Would you repeat the listing exactly but omit every picture?

Collected data entries>
##############################
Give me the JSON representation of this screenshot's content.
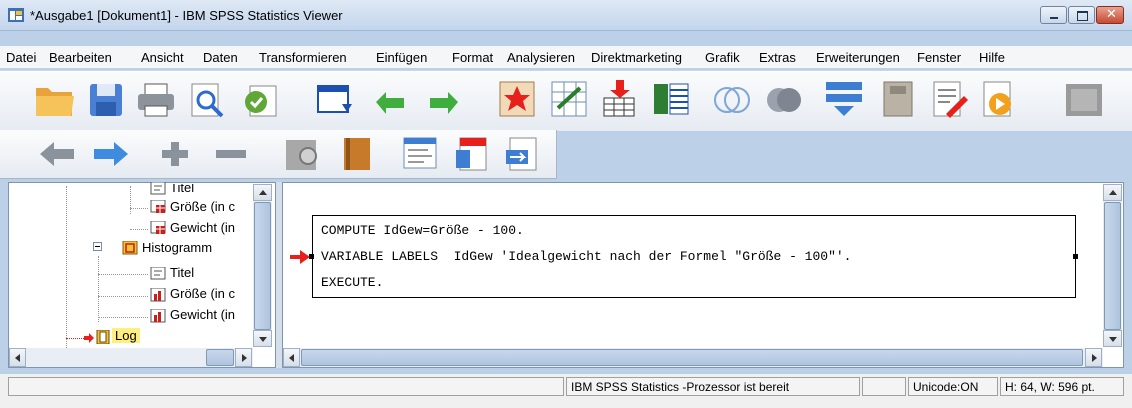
{
  "window": {
    "title": "*Ausgabe1 [Dokument1] - IBM SPSS Statistics Viewer"
  },
  "menu": [
    "Datei",
    "Bearbeiten",
    "Ansicht",
    "Daten",
    "Transformieren",
    "Einfügen",
    "Format",
    "Analysieren",
    "Direktmarketing",
    "Grafik",
    "Extras",
    "Erweiterungen",
    "Fenster",
    "Hilfe"
  ],
  "toolbar1": [
    "open-folder-icon",
    "save-icon",
    "print-icon",
    "print-preview-icon",
    "export-icon",
    "recall-dialog-icon",
    "undo-icon",
    "redo-icon",
    "goto-data-icon",
    "goto-case-icon",
    "goto-variable-icon",
    "variables-icon",
    "venn-icon",
    "circles-icon",
    "split-file-icon",
    "weight-cases-icon",
    "select-cases-icon",
    "show-value-labels-icon",
    "designated-window-icon"
  ],
  "toolbar2": [
    "back-arrow-icon",
    "forward-arrow-icon",
    "expand-icon",
    "collapse-icon",
    "show-icon",
    "hide-icon",
    "insert-heading-icon",
    "insert-title-icon",
    "insert-text-icon"
  ],
  "tree": {
    "items": [
      {
        "label": "Titel"
      },
      {
        "label": "Größe (in c"
      },
      {
        "label": "Gewicht (in"
      },
      {
        "label": "Histogramm"
      },
      {
        "label": "Titel"
      },
      {
        "label": "Größe (in c"
      },
      {
        "label": "Gewicht (in"
      },
      {
        "label": "Log"
      }
    ]
  },
  "log": {
    "lines": [
      "COMPUTE IdGew=Größe - 100.",
      "VARIABLE LABELS  IdGew 'Idealgewicht nach der Formel \"Größe - 100\"'.",
      "EXECUTE."
    ]
  },
  "status": {
    "processor": "IBM SPSS Statistics -Prozessor ist bereit",
    "unicode": "Unicode:ON",
    "size": "H: 64, W: 596 pt."
  },
  "colors": {
    "accent_red": "#e8201c",
    "selection_yellow": "#ffee80"
  }
}
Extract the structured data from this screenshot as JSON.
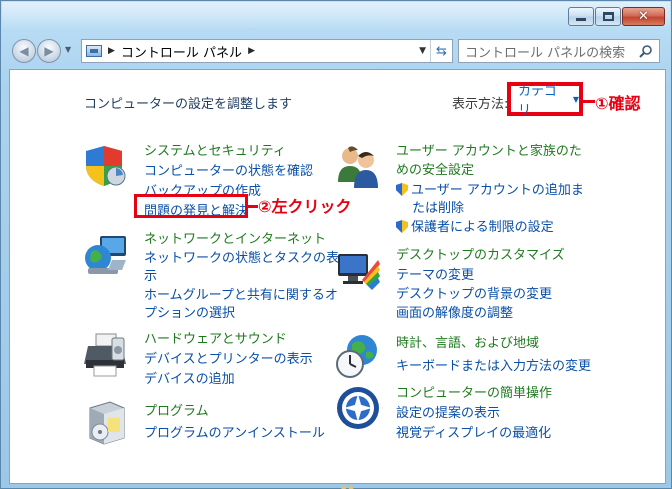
##############################
Response>
Give me the JSON representation of this screenshot's content.
{
  "window": {
    "title": "*Ausgabe1 [Dokument1] - IBM SPSS Statistics Viewer"
  },
  "menu": [
    "Datei",
    "Bearbeiten",
    "Ansicht",
    "Daten",
    "Transformieren",
    "Einfügen",
    "Format",
    "Analysieren",
    "Direktmarketing",
    "Grafik",
    "Extras",
    "Erweiterungen",
    "Fenster",
    "Hilfe"
  ],
  "toolbar1": [
    "open-folder-icon",
    "save-icon",
    "print-icon",
    "print-preview-icon",
    "export-icon",
    "recall-dialog-icon",
    "undo-icon",
    "redo-icon",
    "goto-data-icon",
    "goto-case-icon",
    "goto-variable-icon",
    "variables-icon",
    "venn-icon",
    "circles-icon",
    "split-file-icon",
    "weight-cases-icon",
    "select-cases-icon",
    "show-value-labels-icon",
    "designated-window-icon"
  ],
  "toolbar2": [
    "back-arrow-icon",
    "forward-arrow-icon",
    "expand-icon",
    "collapse-icon",
    "show-icon",
    "hide-icon",
    "insert-heading-icon",
    "insert-title-icon",
    "insert-text-icon"
  ],
  "tree": {
    "items": [
      {
        "label": "Titel"
      },
      {
        "label": "Größe (in c"
      },
      {
        "label": "Gewicht (in"
      },
      {
        "label": "Histogramm"
      },
      {
        "label": "Titel"
      },
      {
        "label": "Größe (in c"
      },
      {
        "label": "Gewicht (in"
      },
      {
        "label": "Log"
      }
    ]
  },
  "log": {
    "lines": [
      "COMPUTE IdGew=Größe - 100.",
      "VARIABLE LABELS  IdGew 'Idealgewicht nach der Formel \"Größe - 100\"'.",
      "EXECUTE."
    ]
  },
  "status": {
    "processor": "IBM SPSS Statistics -Prozessor ist bereit",
    "unicode": "Unicode:ON",
    "size": "H: 64, W: 596 pt."
  },
  "colors": {
    "accent_red": "#e8201c",
    "selection_yellow": "#ffee80"
  }
}
Extract the structured data from this screenshot as JSON.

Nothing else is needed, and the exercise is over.